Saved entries
* start *
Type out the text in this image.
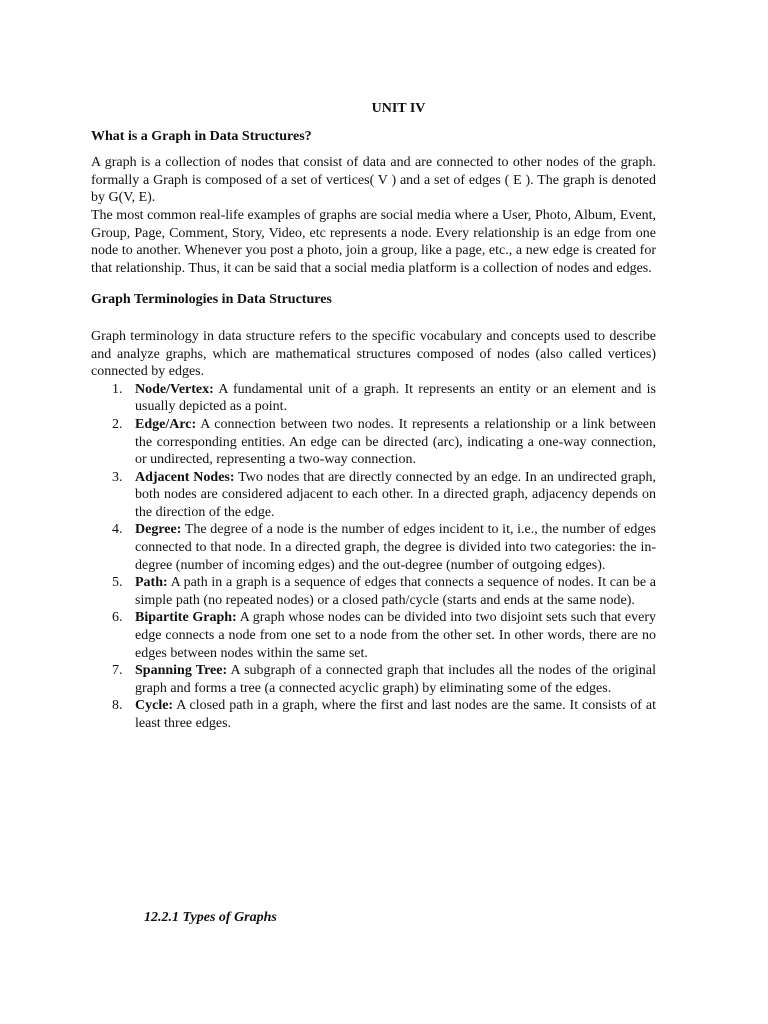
UNIT IV
What is a Graph in Data Structures?

A graph is a collection of nodes that consist of data and are connected to other nodes of the graph. formally a Graph is composed of a set of vertices( V ) and a set of edges ( E ). The graph is denoted by G(V, E).

The most common real-life examples of graphs are social media where a User, Photo, Album, Event, Group, Page, Comment, Story, Video, etc represents a node. Every relationship is an edge from one node to another. Whenever you post a photo, join a group, like a page, etc., a new edge is created for that relationship. Thus, it can be said that a social media platform is a collection of nodes and edges.

Graph Terminologies in Data Structures

Graph terminology in data structure refers to the specific vocabulary and concepts used to describe and analyze graphs, which are mathematical structures composed of nodes (also called vertices) connected by edges.

1. Node/Vertex: A fundamental unit of a graph. It represents an entity or an element and is usually depicted as a point.
2. Edge/Arc: A connection between two nodes. It represents a relationship or a link between the corresponding entities. An edge can be directed (arc), indicating a one-way connection, or undirected, representing a two-way connection.
3. Adjacent Nodes: Two nodes that are directly connected by an edge. In an undirected graph, both nodes are considered adjacent to each other. In a directed graph, adjacency depends on the direction of the edge.
4. Degree: The degree of a node is the number of edges incident to it, i.e., the number of edges connected to that node. In a directed graph, the degree is divided into two categories: the in-degree (number of incoming edges) and the out-degree (number of outgoing edges).
5. Path: A path in a graph is a sequence of edges that connects a sequence of nodes. It can be a simple path (no repeated nodes) or a closed path/cycle (starts and ends at the same node).
6. Bipartite Graph: A graph whose nodes can be divided into two disjoint sets such that every edge connects a node from one set to a node from the other set. In other words, there are no edges between nodes within the same set.
7. Spanning Tree: A subgraph of a connected graph that includes all the nodes of the original graph and forms a tree (a connected acyclic graph) by eliminating some of the edges.
8. Cycle: A closed path in a graph, where the first and last nodes are the same. It consists of at least three edges.
12.2.1 Types of Graphs
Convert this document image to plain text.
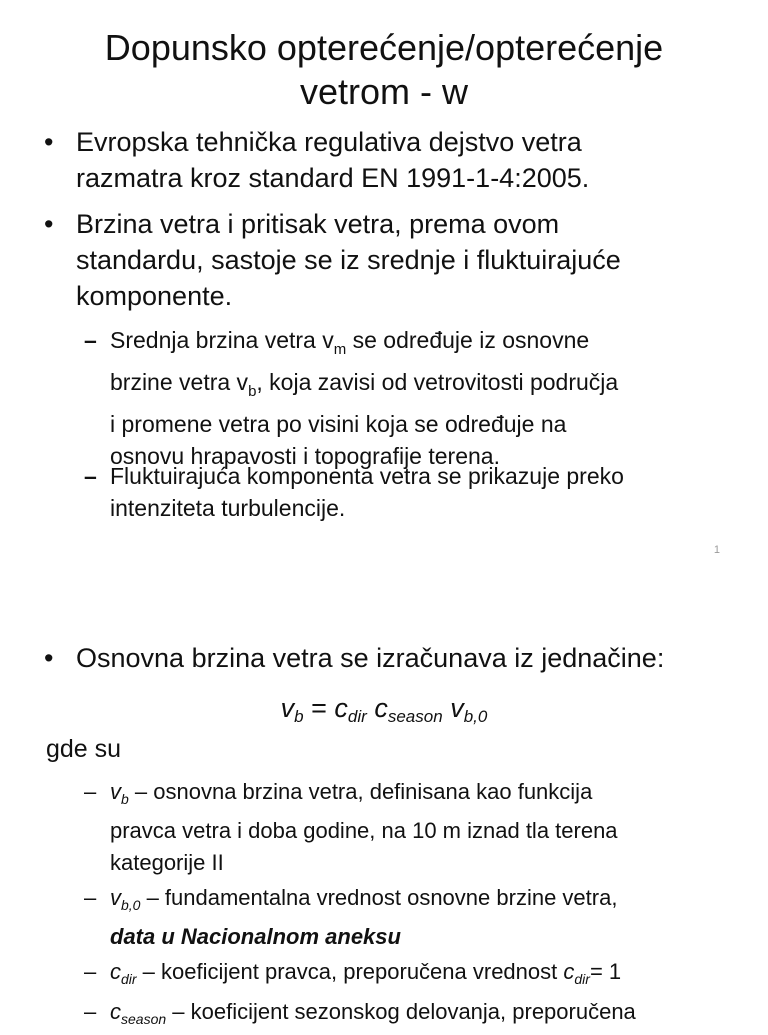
Dopunsko opterećenje/opterećenje
vetrom - w
• Evropska tehnička regulativa dejstvo vetra
razmatra kroz standard EN 1991-1-4:2005.
• Brzina vetra i pritisak vetra, prema ovom
standardu, sastoje se iz srednje i fluktuirajuće
komponente.
– Srednja brzina vetra $v_m$ se određuje iz osnovne
brzine vetra $v_b$, koja zavisi od vetrovitosti područja
i promene vetra po visini koja se određuje na
osnovu hrapavosti i topografije terena.
– Fluktuirajuća komponenta vetra se prikazuje preko
intenziteta turbulencije.
1
• Osnovna brzina vetra se izračunava iz jednačine:
$v_b = c_{dir}$ $c_{season}$ $v_{b,0}$
gde su
– $v_b$ – osnovna brzina vetra, definisana kao funkcija
pravca vetra i doba godine, na 10 m iznad tla terena
kategorije II
– $v_{b,0}$ – fundamentalna vrednost osnovne brzine vetra,
data u Nacionalnom aneksu
– $c_{dir}$ – koeficijent pravca, preporučena vrednost $c_{dir}= 1$
– $c_{season}$ – koeficijent sezonskog delovanja, preporučena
* end *
Written problem:
Filter for "text". Return all lines that hold it.

Exercise solution:
Type out the text in this image.
Convert this document image to plain text.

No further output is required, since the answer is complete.